◆ Aim
Write out the whole listing exactly as it stands.

[Records from a collection of figures]
---

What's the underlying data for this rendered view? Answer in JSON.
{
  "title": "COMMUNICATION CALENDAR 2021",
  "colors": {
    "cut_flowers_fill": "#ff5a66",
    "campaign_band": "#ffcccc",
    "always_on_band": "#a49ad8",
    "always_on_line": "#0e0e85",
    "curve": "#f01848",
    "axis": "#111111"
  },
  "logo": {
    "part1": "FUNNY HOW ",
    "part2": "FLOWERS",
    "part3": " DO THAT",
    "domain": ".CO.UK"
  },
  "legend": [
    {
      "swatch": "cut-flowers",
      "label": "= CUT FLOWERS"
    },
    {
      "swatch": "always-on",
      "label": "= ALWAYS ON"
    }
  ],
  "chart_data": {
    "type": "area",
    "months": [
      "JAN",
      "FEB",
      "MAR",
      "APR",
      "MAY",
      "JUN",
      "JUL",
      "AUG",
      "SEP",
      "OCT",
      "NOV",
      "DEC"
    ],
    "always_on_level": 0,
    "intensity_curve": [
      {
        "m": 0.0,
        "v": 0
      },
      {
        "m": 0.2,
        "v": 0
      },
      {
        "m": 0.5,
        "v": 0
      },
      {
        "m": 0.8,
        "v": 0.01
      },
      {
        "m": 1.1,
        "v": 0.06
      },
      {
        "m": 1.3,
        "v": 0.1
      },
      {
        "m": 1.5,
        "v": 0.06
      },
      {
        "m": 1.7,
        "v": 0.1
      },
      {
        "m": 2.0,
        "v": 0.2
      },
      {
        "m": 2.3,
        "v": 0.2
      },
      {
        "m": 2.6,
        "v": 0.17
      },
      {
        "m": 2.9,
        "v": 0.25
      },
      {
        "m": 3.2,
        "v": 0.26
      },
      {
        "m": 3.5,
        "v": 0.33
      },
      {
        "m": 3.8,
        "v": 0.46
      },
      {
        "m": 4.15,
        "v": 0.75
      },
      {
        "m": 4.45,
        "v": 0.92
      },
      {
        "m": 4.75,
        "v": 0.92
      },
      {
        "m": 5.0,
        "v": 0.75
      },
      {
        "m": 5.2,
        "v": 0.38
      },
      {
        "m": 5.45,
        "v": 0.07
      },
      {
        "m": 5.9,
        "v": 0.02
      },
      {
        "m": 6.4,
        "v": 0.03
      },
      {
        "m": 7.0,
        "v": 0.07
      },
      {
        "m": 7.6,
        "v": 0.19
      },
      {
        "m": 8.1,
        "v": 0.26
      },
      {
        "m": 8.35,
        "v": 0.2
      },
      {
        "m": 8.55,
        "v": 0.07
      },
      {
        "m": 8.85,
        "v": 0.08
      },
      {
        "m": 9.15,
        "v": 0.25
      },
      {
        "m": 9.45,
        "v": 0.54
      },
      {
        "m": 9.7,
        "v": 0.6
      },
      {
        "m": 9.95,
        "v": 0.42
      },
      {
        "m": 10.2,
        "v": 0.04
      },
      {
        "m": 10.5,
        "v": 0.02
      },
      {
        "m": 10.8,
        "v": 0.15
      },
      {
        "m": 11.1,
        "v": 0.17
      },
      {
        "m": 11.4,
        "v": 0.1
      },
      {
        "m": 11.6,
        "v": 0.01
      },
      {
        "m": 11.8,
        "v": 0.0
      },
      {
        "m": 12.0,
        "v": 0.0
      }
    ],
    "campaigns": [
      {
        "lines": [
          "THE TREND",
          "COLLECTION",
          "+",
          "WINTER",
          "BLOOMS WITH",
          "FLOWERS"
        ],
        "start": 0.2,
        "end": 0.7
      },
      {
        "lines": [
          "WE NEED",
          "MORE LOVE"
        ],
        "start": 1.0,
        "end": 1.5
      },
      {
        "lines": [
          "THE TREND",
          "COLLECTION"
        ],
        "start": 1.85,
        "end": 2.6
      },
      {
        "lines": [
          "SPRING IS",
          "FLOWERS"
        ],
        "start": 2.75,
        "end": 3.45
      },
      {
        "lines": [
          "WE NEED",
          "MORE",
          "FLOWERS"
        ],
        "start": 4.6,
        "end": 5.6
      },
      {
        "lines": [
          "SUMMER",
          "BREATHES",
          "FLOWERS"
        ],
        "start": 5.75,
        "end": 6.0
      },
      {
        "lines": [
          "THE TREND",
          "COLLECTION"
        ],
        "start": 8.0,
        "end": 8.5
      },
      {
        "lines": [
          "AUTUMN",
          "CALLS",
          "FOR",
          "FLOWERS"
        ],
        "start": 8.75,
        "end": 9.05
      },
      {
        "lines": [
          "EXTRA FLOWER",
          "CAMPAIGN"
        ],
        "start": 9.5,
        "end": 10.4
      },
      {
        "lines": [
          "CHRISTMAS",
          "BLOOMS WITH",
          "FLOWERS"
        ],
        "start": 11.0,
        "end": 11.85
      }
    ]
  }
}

---

◆ Answer below
What's the underlying data for this rendered view? Answer in JSON.
{
  "title": "COMMUNICATION CALENDAR 2021",
  "colors": {
    "cut_flowers_fill": "#ff5a66",
    "campaign_band": "#ffcccc",
    "always_on_band": "#a49ad8",
    "always_on_line": "#0e0e85",
    "curve": "#f01848",
    "axis": "#111111"
  },
  "logo": {
    "part1": "FUNNY HOW ",
    "part2": "FLOWERS",
    "part3": " DO THAT",
    "domain": ".CO.UK"
  },
  "legend": [
    {
      "swatch": "cut-flowers",
      "label": "= CUT FLOWERS"
    },
    {
      "swatch": "always-on",
      "label": "= ALWAYS ON"
    }
  ],
  "chart_data": {
    "type": "area",
    "months": [
      "JAN",
      "FEB",
      "MAR",
      "APR",
      "MAY",
      "JUN",
      "JUL",
      "AUG",
      "SEP",
      "OCT",
      "NOV",
      "DEC"
    ],
    "always_on_level": 0,
    "intensity_curve": [
      {
        "m": 0.0,
        "v": 0
      },
      {
        "m": 0.2,
        "v": 0
      },
      {
        "m": 0.5,
        "v": 0
      },
      {
        "m": 0.8,
        "v": 0.01
      },
      {
        "m": 1.1,
        "v": 0.06
      },
      {
        "m": 1.3,
        "v": 0.1
      },
      {
        "m": 1.5,
        "v": 0.06
      },
      {
        "m": 1.7,
        "v": 0.1
      },
      {
        "m": 2.0,
        "v": 0.2
      },
      {
        "m": 2.3,
        "v": 0.2
      },
      {
        "m": 2.6,
        "v": 0.17
      },
      {
        "m": 2.9,
        "v": 0.25
      },
      {
        "m": 3.2,
        "v": 0.26
      },
      {
        "m": 3.5,
        "v": 0.33
      },
      {
        "m": 3.8,
        "v": 0.46
      },
      {
        "m": 4.15,
        "v": 0.75
      },
      {
        "m": 4.45,
        "v": 0.92
      },
      {
        "m": 4.75,
        "v": 0.92
      },
      {
        "m": 5.0,
        "v": 0.75
      },
      {
        "m": 5.2,
        "v": 0.38
      },
      {
        "m": 5.45,
        "v": 0.07
      },
      {
        "m": 5.9,
        "v": 0.02
      },
      {
        "m": 6.4,
        "v": 0.03
      },
      {
        "m": 7.0,
        "v": 0.07
      },
      {
        "m": 7.6,
        "v": 0.19
      },
      {
        "m": 8.1,
        "v": 0.26
      },
      {
        "m": 8.35,
        "v": 0.2
      },
      {
        "m": 8.55,
        "v": 0.07
      },
      {
        "m": 8.85,
        "v": 0.08
      },
      {
        "m": 9.15,
        "v": 0.25
      },
      {
        "m": 9.45,
        "v": 0.54
      },
      {
        "m": 9.7,
        "v": 0.6
      },
      {
        "m": 9.95,
        "v": 0.42
      },
      {
        "m": 10.2,
        "v": 0.04
      },
      {
        "m": 10.5,
        "v": 0.02
      },
      {
        "m": 10.8,
        "v": 0.15
      },
      {
        "m": 11.1,
        "v": 0.17
      },
      {
        "m": 11.4,
        "v": 0.1
      },
      {
        "m": 11.6,
        "v": 0.01
      },
      {
        "m": 11.8,
        "v": 0.0
      },
      {
        "m": 12.0,
        "v": 0.0
      }
    ],
    "campaigns": [
      {
        "lines": [
          "THE TREND",
          "COLLECTION",
          "+",
          "WINTER",
          "BLOOMS WITH",
          "FLOWERS"
        ],
        "start": 0.2,
        "end": 0.7
      },
      {
        "lines": [
          "WE NEED",
          "MORE LOVE"
        ],
        "start": 1.0,
        "end": 1.5
      },
      {
        "lines": [
          "THE TREND",
          "COLLECTION"
        ],
        "start": 1.85,
        "end": 2.6
      },
      {
        "lines": [
          "SPRING IS",
          "FLOWERS"
        ],
        "start": 2.75,
        "end": 3.45
      },
      {
        "lines": [
          "WE NEED",
          "MORE",
          "FLOWERS"
        ],
        "start": 4.6,
        "end": 5.6
      },
      {
        "lines": [
          "SUMMER",
          "BREATHES",
          "FLOWERS"
        ],
        "start": 5.75,
        "end": 6.0
      },
      {
        "lines": [
          "THE TREND",
          "COLLECTION"
        ],
        "start": 8.0,
        "end": 8.5
      },
      {
        "lines": [
          "AUTUMN",
          "CALLS",
          "FOR",
          "FLOWERS"
        ],
        "start": 8.75,
        "end": 9.05
      },
      {
        "lines": [
          "EXTRA FLOWER",
          "CAMPAIGN"
        ],
        "start": 9.5,
        "end": 10.4
      },
      {
        "lines": [
          "CHRISTMAS",
          "BLOOMS WITH",
          "FLOWERS"
        ],
        "start": 11.0,
        "end": 11.85
      }
    ]
  }
}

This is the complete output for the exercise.